━━━ RECORDS SHOWN

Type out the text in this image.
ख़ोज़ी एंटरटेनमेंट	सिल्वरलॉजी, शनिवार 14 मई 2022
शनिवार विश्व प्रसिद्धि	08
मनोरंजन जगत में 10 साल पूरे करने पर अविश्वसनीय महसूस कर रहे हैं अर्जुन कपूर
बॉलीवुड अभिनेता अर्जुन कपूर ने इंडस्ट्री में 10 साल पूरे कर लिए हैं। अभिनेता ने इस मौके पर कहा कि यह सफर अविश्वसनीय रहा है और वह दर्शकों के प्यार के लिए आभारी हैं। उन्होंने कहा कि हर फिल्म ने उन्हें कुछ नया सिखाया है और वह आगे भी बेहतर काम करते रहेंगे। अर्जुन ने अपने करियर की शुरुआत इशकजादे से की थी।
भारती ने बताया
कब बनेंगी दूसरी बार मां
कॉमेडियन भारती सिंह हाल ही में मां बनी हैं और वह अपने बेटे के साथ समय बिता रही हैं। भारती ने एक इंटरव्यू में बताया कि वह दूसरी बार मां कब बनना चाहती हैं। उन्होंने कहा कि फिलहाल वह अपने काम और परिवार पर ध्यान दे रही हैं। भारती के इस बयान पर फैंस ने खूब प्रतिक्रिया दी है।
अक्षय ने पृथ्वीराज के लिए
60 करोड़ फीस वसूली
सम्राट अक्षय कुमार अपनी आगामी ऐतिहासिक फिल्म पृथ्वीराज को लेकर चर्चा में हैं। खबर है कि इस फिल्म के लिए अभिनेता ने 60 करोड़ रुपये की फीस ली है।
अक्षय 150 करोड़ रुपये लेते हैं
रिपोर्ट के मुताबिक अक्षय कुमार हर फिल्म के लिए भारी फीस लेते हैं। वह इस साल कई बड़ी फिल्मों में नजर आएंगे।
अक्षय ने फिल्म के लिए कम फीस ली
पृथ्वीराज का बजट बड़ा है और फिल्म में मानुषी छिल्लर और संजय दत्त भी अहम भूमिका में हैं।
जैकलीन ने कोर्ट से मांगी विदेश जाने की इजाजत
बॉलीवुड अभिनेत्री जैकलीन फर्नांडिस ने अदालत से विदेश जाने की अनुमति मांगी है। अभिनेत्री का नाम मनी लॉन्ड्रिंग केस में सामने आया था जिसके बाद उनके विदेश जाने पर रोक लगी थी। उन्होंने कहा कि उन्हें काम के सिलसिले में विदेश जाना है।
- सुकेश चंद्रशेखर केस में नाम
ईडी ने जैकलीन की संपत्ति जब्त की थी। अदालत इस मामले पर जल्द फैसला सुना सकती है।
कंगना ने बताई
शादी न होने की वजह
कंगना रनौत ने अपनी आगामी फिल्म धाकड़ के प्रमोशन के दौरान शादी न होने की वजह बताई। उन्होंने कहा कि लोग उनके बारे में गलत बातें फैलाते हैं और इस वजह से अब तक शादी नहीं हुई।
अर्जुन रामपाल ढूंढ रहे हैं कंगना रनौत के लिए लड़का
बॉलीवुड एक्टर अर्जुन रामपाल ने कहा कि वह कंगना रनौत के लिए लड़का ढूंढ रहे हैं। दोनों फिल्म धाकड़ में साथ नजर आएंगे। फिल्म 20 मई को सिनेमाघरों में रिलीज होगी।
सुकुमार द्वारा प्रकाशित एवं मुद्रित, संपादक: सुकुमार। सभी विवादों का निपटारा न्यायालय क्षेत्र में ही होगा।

━━━━━━

-- TASK DIRECTIONS --
Write out the entries in full, exactly as given.

-- EXERCISE OUTPUT --
Type out the text in this image.
ख़ोज़ी एंटरटेनमेंट	सिल्वरलॉजी, शनिवार 14 मई 2022
शनिवार विश्व प्रसिद्धि	08
मनोरंजन जगत में 10 साल पूरे करने पर अविश्वसनीय महसूस कर रहे हैं अर्जुन कपूर
बॉलीवुड अभिनेता अर्जुन कपूर ने इंडस्ट्री में 10 साल पूरे कर लिए हैं। अभिनेता ने इस मौके पर कहा कि यह सफर अविश्वसनीय रहा है और वह दर्शकों के प्यार के लिए आभारी हैं। उन्होंने कहा कि हर फिल्म ने उन्हें कुछ नया सिखाया है और वह आगे भी बेहतर काम करते रहेंगे। अर्जुन ने अपने करियर की शुरुआत इशकजादे से की थी।
भारती ने बताया
कब बनेंगी दूसरी बार मां
कॉमेडियन भारती सिंह हाल ही में मां बनी हैं और वह अपने बेटे के साथ समय बिता रही हैं। भारती ने एक इंटरव्यू में बताया कि वह दूसरी बार मां कब बनना चाहती हैं। उन्होंने कहा कि फिलहाल वह अपने काम और परिवार पर ध्यान दे रही हैं। भारती के इस बयान पर फैंस ने खूब प्रतिक्रिया दी है।
अक्षय ने पृथ्वीराज के लिए
60 करोड़ फीस वसूली
सम्राट अक्षय कुमार अपनी आगामी ऐतिहासिक फिल्म पृथ्वीराज को लेकर चर्चा में हैं। खबर है कि इस फिल्म के लिए अभिनेता ने 60 करोड़ रुपये की फीस ली है।
अक्षय 150 करोड़ रुपये लेते हैं
रिपोर्ट के मुताबिक अक्षय कुमार हर फिल्म के लिए भारी फीस लेते हैं। वह इस साल कई बड़ी फिल्मों में नजर आएंगे।
अक्षय ने फिल्म के लिए कम फीस ली
पृथ्वीराज का बजट बड़ा है और फिल्म में मानुषी छिल्लर और संजय दत्त भी अहम भूमिका में हैं।
जैकलीन ने कोर्ट से मांगी विदेश जाने की इजाजत
बॉलीवुड अभिनेत्री जैकलीन फर्नांडिस ने अदालत से विदेश जाने की अनुमति मांगी है। अभिनेत्री का नाम मनी लॉन्ड्रिंग केस में सामने आया था जिसके बाद उनके विदेश जाने पर रोक लगी थी। उन्होंने कहा कि उन्हें काम के सिलसिले में विदेश जाना है।
- सुकेश चंद्रशेखर केस में नाम
ईडी ने जैकलीन की संपत्ति जब्त की थी। अदालत इस मामले पर जल्द फैसला सुना सकती है।
कंगना ने बताई
शादी न होने की वजह
कंगना रनौत ने अपनी आगामी फिल्म धाकड़ के प्रमोशन के दौरान शादी न होने की वजह बताई। उन्होंने कहा कि लोग उनके बारे में गलत बातें फैलाते हैं और इस वजह से अब तक शादी नहीं हुई।
अर्जुन रामपाल ढूंढ रहे हैं कंगना रनौत के लिए लड़का
बॉलीवुड एक्टर अर्जुन रामपाल ने कहा कि वह कंगना रनौत के लिए लड़का ढूंढ रहे हैं। दोनों फिल्म धाकड़ में साथ नजर आएंगे। फिल्म 20 मई को सिनेमाघरों में रिलीज होगी।
सुकुमार द्वारा प्रकाशित एवं मुद्रित, संपादक: सुकुमार। सभी विवादों का निपटारा न्यायालय क्षेत्र में ही होगा।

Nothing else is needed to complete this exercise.